TASK MATERIAL
>> BEGIN

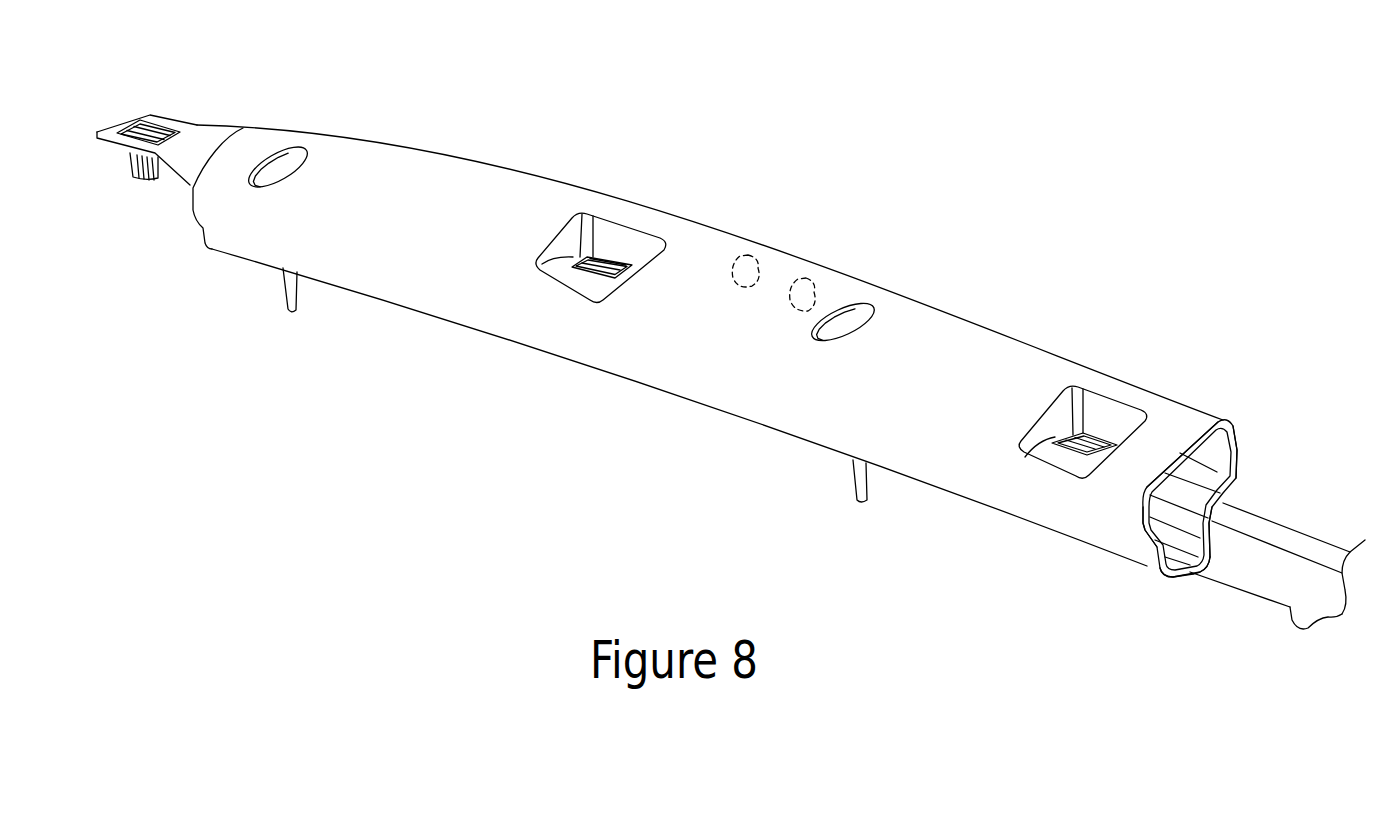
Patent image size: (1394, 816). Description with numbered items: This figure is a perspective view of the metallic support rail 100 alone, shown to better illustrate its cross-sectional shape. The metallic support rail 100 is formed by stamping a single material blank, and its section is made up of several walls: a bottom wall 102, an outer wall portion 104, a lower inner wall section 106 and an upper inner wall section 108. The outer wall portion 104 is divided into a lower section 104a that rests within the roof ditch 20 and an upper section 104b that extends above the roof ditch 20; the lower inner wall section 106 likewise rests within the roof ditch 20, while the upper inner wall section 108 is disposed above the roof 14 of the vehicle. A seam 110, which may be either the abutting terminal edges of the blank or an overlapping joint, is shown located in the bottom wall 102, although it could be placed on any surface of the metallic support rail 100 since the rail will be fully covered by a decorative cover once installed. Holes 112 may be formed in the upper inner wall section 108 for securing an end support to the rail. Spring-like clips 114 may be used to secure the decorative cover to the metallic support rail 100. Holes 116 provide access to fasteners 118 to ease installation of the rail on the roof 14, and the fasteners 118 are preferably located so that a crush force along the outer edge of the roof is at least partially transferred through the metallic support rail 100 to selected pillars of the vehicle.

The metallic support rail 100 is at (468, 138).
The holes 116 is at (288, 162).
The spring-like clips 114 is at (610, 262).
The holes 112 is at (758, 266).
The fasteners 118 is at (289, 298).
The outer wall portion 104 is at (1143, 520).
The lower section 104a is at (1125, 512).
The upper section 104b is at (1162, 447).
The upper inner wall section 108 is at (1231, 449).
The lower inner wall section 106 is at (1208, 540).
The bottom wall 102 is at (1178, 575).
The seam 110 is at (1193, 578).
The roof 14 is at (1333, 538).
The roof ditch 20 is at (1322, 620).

>> END
>> BEGIN

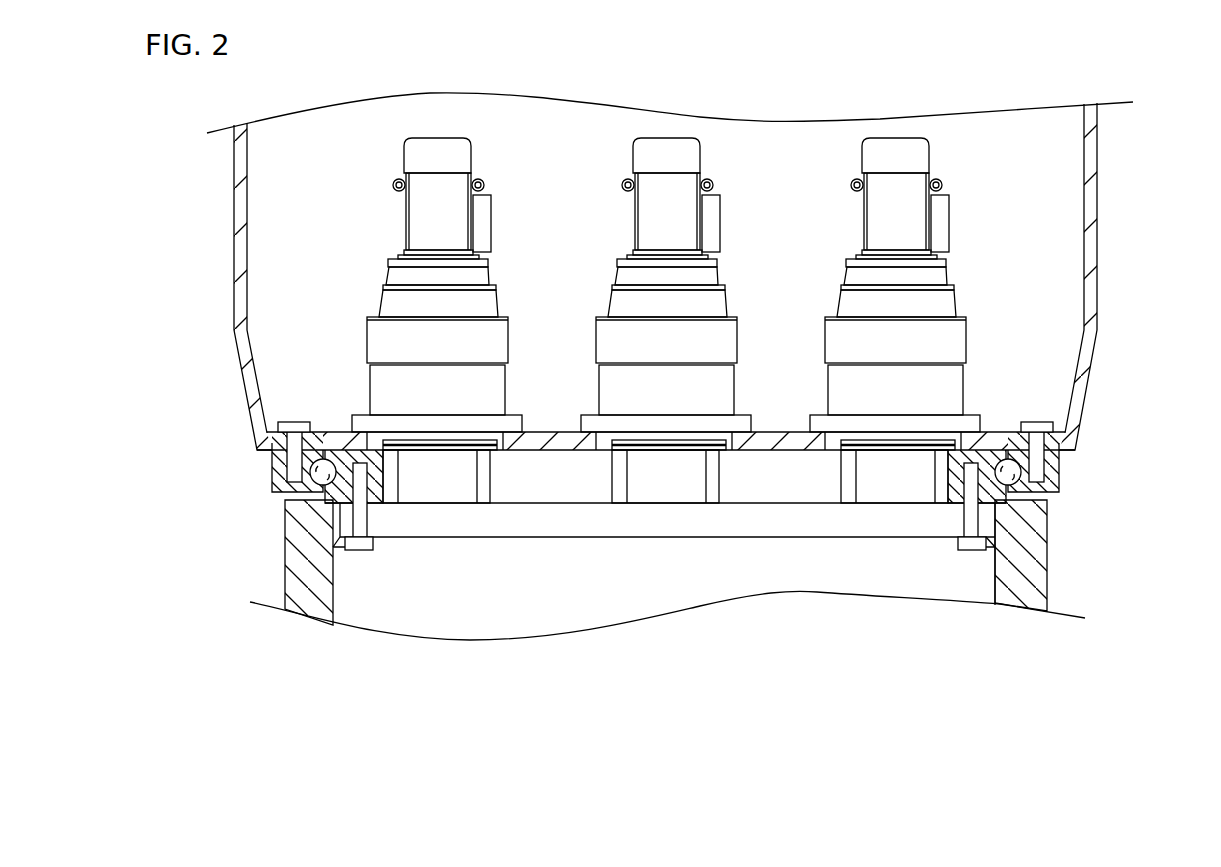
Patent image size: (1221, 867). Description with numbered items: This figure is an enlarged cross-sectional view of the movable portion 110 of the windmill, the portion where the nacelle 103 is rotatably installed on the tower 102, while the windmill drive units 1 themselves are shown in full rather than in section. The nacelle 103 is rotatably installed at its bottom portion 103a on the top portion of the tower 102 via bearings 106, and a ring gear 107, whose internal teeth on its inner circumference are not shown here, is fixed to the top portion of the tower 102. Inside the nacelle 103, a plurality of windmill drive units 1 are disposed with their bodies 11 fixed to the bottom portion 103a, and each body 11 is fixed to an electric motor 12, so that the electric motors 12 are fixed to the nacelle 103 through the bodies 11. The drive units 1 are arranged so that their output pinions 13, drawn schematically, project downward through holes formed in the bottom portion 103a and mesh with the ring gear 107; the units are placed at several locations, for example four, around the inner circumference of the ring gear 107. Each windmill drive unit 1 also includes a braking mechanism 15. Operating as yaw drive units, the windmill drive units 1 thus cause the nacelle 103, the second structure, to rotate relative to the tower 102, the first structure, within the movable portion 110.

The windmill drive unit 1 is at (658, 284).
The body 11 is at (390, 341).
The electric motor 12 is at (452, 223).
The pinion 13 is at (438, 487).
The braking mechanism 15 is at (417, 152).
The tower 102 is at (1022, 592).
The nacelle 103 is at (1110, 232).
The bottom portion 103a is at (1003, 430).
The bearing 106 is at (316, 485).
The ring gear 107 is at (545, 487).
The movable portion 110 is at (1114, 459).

>> END

SET EXERCISE
Could you repeat the lines from the line with "Patent image size: (1221, 867)." up to and including the line with "The movable portion 110 is at (1114, 459).", switching "enlarged" to "magnified" and keeping everything else the same?

PROBLEM SOLUTION
Patent image size: (1221, 867). Description with numbered items: This figure is an magnified cross-sectional view of the movable portion 110 of the windmill, the portion where the nacelle 103 is rotatably installed on the tower 102, while the windmill drive units 1 themselves are shown in full rather than in section. The nacelle 103 is rotatably installed at its bottom portion 103a on the top portion of the tower 102 via bearings 106, and a ring gear 107, whose internal teeth on its inner circumference are not shown here, is fixed to the top portion of the tower 102. Inside the nacelle 103, a plurality of windmill drive units 1 are disposed with their bodies 11 fixed to the bottom portion 103a, and each body 11 is fixed to an electric motor 12, so that the electric motors 12 are fixed to the nacelle 103 through the bodies 11. The drive units 1 are arranged so that their output pinions 13, drawn schematically, project downward through holes formed in the bottom portion 103a and mesh with the ring gear 107; the units are placed at several locations, for example four, around the inner circumference of the ring gear 107. Each windmill drive unit 1 also includes a braking mechanism 15. Operating as yaw drive units, the windmill drive units 1 thus cause the nacelle 103, the second structure, to rotate relative to the tower 102, the first structure, within the movable portion 110.

The windmill drive unit 1 is at (658, 284).
The body 11 is at (390, 341).
The electric motor 12 is at (452, 223).
The pinion 13 is at (438, 487).
The braking mechanism 15 is at (417, 152).
The tower 102 is at (1022, 592).
The nacelle 103 is at (1110, 232).
The bottom portion 103a is at (1003, 430).
The bearing 106 is at (316, 485).
The ring gear 107 is at (545, 487).
The movable portion 110 is at (1114, 459).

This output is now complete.